Data:
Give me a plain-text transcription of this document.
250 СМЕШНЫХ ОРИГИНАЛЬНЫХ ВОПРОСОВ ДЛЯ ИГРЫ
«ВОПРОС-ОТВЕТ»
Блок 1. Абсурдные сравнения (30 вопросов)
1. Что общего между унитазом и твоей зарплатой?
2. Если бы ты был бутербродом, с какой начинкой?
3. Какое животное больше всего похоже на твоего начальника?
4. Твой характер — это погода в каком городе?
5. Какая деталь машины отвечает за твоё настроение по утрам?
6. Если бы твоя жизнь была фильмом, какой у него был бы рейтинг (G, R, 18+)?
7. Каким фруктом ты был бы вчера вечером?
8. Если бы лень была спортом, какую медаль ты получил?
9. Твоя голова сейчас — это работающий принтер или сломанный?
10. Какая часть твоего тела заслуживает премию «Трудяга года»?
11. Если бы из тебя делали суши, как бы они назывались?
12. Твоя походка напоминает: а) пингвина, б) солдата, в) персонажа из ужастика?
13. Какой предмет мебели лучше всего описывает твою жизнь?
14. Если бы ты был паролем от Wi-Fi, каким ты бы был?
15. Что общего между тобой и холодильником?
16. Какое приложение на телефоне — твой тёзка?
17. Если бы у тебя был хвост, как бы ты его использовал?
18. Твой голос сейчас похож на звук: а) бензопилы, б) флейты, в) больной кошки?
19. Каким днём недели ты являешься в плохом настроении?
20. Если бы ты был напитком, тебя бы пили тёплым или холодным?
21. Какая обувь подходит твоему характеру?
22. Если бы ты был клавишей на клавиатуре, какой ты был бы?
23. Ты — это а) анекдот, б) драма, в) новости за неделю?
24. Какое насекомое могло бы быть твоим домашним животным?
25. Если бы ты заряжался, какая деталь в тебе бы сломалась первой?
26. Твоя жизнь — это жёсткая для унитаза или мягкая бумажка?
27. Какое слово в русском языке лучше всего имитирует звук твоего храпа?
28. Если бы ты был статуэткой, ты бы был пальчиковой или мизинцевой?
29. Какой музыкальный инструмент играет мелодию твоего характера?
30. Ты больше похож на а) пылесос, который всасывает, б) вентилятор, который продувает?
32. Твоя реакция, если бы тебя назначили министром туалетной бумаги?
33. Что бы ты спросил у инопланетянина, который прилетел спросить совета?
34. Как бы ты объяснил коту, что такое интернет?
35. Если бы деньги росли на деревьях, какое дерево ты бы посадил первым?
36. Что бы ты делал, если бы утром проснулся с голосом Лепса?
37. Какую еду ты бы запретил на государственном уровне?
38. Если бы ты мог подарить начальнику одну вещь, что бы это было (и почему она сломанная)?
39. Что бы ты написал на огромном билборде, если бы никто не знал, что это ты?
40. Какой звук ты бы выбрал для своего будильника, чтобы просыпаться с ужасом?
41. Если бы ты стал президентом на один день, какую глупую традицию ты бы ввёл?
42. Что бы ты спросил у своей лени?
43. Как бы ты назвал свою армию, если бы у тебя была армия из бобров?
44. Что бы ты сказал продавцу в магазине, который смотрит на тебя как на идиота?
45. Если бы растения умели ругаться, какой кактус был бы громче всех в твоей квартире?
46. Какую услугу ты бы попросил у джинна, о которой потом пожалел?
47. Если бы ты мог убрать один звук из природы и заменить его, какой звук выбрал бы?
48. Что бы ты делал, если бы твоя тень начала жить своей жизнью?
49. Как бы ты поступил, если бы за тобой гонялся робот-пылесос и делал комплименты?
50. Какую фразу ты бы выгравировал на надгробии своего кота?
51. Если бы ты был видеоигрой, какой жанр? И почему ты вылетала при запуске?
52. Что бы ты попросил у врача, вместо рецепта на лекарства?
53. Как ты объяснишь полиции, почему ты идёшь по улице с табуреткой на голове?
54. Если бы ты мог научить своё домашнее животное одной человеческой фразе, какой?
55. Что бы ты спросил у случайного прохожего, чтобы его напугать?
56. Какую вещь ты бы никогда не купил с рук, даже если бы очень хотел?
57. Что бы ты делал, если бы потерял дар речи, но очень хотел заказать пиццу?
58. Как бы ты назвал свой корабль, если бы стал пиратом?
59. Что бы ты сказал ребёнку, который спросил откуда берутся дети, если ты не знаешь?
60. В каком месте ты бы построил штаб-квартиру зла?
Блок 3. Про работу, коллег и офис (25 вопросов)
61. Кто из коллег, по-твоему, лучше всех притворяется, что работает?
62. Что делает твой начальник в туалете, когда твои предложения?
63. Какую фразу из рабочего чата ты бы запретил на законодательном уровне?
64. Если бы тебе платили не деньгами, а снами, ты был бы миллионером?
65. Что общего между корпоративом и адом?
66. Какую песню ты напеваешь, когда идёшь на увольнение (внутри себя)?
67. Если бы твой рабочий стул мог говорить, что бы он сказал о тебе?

Task prompt: From the records, copy every line that has the string "твоему" in it.

Output for this task:
21. Какая обувь подходит твоему характеру?
61. Кто из коллег, по-твоему, лучше всех притворяется, что работает?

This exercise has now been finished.